◆ Stated goal:
Repeat the listing in full, word for word.

#####

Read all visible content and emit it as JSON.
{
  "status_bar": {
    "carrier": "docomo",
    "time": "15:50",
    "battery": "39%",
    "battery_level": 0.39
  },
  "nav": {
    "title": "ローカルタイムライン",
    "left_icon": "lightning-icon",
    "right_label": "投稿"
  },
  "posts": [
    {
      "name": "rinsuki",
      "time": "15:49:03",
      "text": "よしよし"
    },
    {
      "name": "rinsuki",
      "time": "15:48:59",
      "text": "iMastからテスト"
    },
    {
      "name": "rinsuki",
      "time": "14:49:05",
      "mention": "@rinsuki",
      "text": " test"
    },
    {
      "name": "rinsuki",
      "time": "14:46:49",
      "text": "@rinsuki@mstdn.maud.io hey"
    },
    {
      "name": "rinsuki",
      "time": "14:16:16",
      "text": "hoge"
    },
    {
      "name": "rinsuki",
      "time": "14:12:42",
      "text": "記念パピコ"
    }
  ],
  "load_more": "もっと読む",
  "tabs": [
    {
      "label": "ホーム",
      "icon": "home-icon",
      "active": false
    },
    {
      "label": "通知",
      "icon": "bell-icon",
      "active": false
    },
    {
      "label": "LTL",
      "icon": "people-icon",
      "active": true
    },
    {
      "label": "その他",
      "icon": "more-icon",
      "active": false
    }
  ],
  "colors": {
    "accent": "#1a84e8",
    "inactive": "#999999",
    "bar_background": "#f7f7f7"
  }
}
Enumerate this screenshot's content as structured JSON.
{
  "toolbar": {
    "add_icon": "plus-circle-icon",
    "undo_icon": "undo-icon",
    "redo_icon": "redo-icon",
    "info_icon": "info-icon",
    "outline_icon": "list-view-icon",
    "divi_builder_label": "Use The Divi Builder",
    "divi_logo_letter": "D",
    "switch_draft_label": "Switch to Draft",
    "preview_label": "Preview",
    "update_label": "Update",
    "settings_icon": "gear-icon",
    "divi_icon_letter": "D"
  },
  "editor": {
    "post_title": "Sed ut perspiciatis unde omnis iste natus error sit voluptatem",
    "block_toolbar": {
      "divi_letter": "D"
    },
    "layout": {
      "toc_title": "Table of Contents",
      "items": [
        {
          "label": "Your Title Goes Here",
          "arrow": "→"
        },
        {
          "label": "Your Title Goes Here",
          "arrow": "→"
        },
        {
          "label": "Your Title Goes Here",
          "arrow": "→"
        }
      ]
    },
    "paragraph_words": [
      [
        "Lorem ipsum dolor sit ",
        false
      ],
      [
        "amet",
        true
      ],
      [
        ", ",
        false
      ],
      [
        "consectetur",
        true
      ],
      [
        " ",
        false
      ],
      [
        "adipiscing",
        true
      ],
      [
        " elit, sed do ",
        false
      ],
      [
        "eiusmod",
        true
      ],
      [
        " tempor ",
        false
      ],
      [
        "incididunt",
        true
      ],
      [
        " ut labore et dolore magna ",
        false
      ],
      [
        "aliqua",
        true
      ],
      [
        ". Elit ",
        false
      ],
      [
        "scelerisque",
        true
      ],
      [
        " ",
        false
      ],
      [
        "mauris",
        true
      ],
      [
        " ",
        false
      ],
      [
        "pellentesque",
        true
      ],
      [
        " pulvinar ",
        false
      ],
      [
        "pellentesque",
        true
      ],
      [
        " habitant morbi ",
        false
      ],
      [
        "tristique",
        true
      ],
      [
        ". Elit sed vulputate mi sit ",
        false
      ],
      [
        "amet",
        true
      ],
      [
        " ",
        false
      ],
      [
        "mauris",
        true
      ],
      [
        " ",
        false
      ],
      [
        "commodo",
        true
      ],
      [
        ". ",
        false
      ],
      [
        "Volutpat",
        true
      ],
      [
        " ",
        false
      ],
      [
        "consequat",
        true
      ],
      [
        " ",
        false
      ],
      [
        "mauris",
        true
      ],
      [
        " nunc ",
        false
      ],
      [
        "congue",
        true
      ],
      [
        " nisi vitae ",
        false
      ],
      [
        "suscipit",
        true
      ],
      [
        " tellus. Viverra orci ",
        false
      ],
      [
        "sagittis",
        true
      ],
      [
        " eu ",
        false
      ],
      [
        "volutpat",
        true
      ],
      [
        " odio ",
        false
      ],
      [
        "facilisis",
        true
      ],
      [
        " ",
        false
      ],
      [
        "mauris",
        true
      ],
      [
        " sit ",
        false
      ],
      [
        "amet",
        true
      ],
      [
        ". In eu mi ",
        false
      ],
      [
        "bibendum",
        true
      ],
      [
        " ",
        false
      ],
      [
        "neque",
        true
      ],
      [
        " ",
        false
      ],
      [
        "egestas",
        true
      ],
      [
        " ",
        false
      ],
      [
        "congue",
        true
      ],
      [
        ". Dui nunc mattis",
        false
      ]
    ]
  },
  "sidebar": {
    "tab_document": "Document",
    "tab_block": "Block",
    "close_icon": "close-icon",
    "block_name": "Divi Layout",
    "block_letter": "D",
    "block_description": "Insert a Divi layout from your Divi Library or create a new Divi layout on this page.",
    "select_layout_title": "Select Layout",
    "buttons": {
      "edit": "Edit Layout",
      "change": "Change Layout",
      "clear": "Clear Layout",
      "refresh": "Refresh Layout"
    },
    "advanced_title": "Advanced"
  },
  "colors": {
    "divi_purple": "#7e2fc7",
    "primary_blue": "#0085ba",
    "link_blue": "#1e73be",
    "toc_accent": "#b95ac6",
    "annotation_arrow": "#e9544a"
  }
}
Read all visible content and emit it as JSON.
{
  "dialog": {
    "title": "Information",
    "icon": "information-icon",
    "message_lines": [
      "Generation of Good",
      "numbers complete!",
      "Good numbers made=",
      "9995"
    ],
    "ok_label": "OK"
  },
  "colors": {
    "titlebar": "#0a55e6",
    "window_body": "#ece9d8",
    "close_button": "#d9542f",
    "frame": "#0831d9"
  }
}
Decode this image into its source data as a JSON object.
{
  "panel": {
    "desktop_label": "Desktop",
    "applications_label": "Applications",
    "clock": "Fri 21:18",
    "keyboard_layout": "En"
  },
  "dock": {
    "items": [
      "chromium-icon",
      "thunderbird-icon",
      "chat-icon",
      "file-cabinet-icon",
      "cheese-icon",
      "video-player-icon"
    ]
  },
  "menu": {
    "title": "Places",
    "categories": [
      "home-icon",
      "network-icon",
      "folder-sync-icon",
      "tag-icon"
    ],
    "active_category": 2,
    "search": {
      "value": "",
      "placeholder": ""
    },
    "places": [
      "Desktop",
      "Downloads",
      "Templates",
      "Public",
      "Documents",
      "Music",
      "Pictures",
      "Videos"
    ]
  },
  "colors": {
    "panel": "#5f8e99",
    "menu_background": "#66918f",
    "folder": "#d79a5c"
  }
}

#####

◆ The response:
Read all visible content and emit it as JSON.
{
  "status_bar": {
    "carrier": "docomo",
    "time": "15:50",
    "battery": "39%",
    "battery_level": 0.39
  },
  "nav": {
    "title": "ローカルタイムライン",
    "left_icon": "lightning-icon",
    "right_label": "投稿"
  },
  "posts": [
    {
      "name": "rinsuki",
      "time": "15:49:03",
      "text": "よしよし"
    },
    {
      "name": "rinsuki",
      "time": "15:48:59",
      "text": "iMastからテスト"
    },
    {
      "name": "rinsuki",
      "time": "14:49:05",
      "mention": "@rinsuki",
      "text": " test"
    },
    {
      "name": "rinsuki",
      "time": "14:46:49",
      "text": "@rinsuki@mstdn.maud.io hey"
    },
    {
      "name": "rinsuki",
      "time": "14:16:16",
      "text": "hoge"
    },
    {
      "name": "rinsuki",
      "time": "14:12:42",
      "text": "記念パピコ"
    }
  ],
  "load_more": "もっと読む",
  "tabs": [
    {
      "label": "ホーム",
      "icon": "home-icon",
      "active": false
    },
    {
      "label": "通知",
      "icon": "bell-icon",
      "active": false
    },
    {
      "label": "LTL",
      "icon": "people-icon",
      "active": true
    },
    {
      "label": "その他",
      "icon": "more-icon",
      "active": false
    }
  ],
  "colors": {
    "accent": "#1a84e8",
    "inactive": "#999999",
    "bar_background": "#f7f7f7"
  }
}
Enumerate this screenshot's content as structured JSON.
{
  "toolbar": {
    "add_icon": "plus-circle-icon",
    "undo_icon": "undo-icon",
    "redo_icon": "redo-icon",
    "info_icon": "info-icon",
    "outline_icon": "list-view-icon",
    "divi_builder_label": "Use The Divi Builder",
    "divi_logo_letter": "D",
    "switch_draft_label": "Switch to Draft",
    "preview_label": "Preview",
    "update_label": "Update",
    "settings_icon": "gear-icon",
    "divi_icon_letter": "D"
  },
  "editor": {
    "post_title": "Sed ut perspiciatis unde omnis iste natus error sit voluptatem",
    "block_toolbar": {
      "divi_letter": "D"
    },
    "layout": {
      "toc_title": "Table of Contents",
      "items": [
        {
          "label": "Your Title Goes Here",
          "arrow": "→"
        },
        {
          "label": "Your Title Goes Here",
          "arrow": "→"
        },
        {
          "label": "Your Title Goes Here",
          "arrow": "→"
        }
      ]
    },
    "paragraph_words": [
      [
        "Lorem ipsum dolor sit ",
        false
      ],
      [
        "amet",
        true
      ],
      [
        ", ",
        false
      ],
      [
        "consectetur",
        true
      ],
      [
        " ",
        false
      ],
      [
        "adipiscing",
        true
      ],
      [
        " elit, sed do ",
        false
      ],
      [
        "eiusmod",
        true
      ],
      [
        " tempor ",
        false
      ],
      [
        "incididunt",
        true
      ],
      [
        " ut labore et dolore magna ",
        false
      ],
      [
        "aliqua",
        true
      ],
      [
        ". Elit ",
        false
      ],
      [
        "scelerisque",
        true
      ],
      [
        " ",
        false
      ],
      [
        "mauris",
        true
      ],
      [
        " ",
        false
      ],
      [
        "pellentesque",
        true
      ],
      [
        " pulvinar ",
        false
      ],
      [
        "pellentesque",
        true
      ],
      [
        " habitant morbi ",
        false
      ],
      [
        "tristique",
        true
      ],
      [
        ". Elit sed vulputate mi sit ",
        false
      ],
      [
        "amet",
        true
      ],
      [
        " ",
        false
      ],
      [
        "mauris",
        true
      ],
      [
        " ",
        false
      ],
      [
        "commodo",
        true
      ],
      [
        ". ",
        false
      ],
      [
        "Volutpat",
        true
      ],
      [
        " ",
        false
      ],
      [
        "consequat",
        true
      ],
      [
        " ",
        false
      ],
      [
        "mauris",
        true
      ],
      [
        " nunc ",
        false
      ],
      [
        "congue",
        true
      ],
      [
        " nisi vitae ",
        false
      ],
      [
        "suscipit",
        true
      ],
      [
        " tellus. Viverra orci ",
        false
      ],
      [
        "sagittis",
        true
      ],
      [
        " eu ",
        false
      ],
      [
        "volutpat",
        true
      ],
      [
        " odio ",
        false
      ],
      [
        "facilisis",
        true
      ],
      [
        " ",
        false
      ],
      [
        "mauris",
        true
      ],
      [
        " sit ",
        false
      ],
      [
        "amet",
        true
      ],
      [
        ". In eu mi ",
        false
      ],
      [
        "bibendum",
        true
      ],
      [
        " ",
        false
      ],
      [
        "neque",
        true
      ],
      [
        " ",
        false
      ],
      [
        "egestas",
        true
      ],
      [
        " ",
        false
      ],
      [
        "congue",
        true
      ],
      [
        ". Dui nunc mattis",
        false
      ]
    ]
  },
  "sidebar": {
    "tab_document": "Document",
    "tab_block": "Block",
    "close_icon": "close-icon",
    "block_name": "Divi Layout",
    "block_letter": "D",
    "block_description": "Insert a Divi layout from your Divi Library or create a new Divi layout on this page.",
    "select_layout_title": "Select Layout",
    "buttons": {
      "edit": "Edit Layout",
      "change": "Change Layout",
      "clear": "Clear Layout",
      "refresh": "Refresh Layout"
    },
    "advanced_title": "Advanced"
  },
  "colors": {
    "divi_purple": "#7e2fc7",
    "primary_blue": "#0085ba",
    "link_blue": "#1e73be",
    "toc_accent": "#b95ac6",
    "annotation_arrow": "#e9544a"
  }
}
Read all visible content and emit it as JSON.
{
  "dialog": {
    "title": "Information",
    "icon": "information-icon",
    "message_lines": [
      "Generation of Good",
      "numbers complete!",
      "Good numbers made=",
      "9995"
    ],
    "ok_label": "OK"
  },
  "colors": {
    "titlebar": "#0a55e6",
    "window_body": "#ece9d8",
    "close_button": "#d9542f",
    "frame": "#0831d9"
  }
}
Decode this image into its source data as a JSON object.
{
  "panel": {
    "desktop_label": "Desktop",
    "applications_label": "Applications",
    "clock": "Fri 21:18",
    "keyboard_layout": "En"
  },
  "dock": {
    "items": [
      "chromium-icon",
      "thunderbird-icon",
      "chat-icon",
      "file-cabinet-icon",
      "cheese-icon",
      "video-player-icon"
    ]
  },
  "menu": {
    "title": "Places",
    "categories": [
      "home-icon",
      "network-icon",
      "folder-sync-icon",
      "tag-icon"
    ],
    "active_category": 2,
    "search": {
      "value": "",
      "placeholder": ""
    },
    "places": [
      "Desktop",
      "Downloads",
      "Templates",
      "Public",
      "Documents",
      "Music",
      "Pictures",
      "Videos"
    ]
  },
  "colors": {
    "panel": "#5f8e99",
    "menu_background": "#66918f",
    "folder": "#d79a5c"
  }
}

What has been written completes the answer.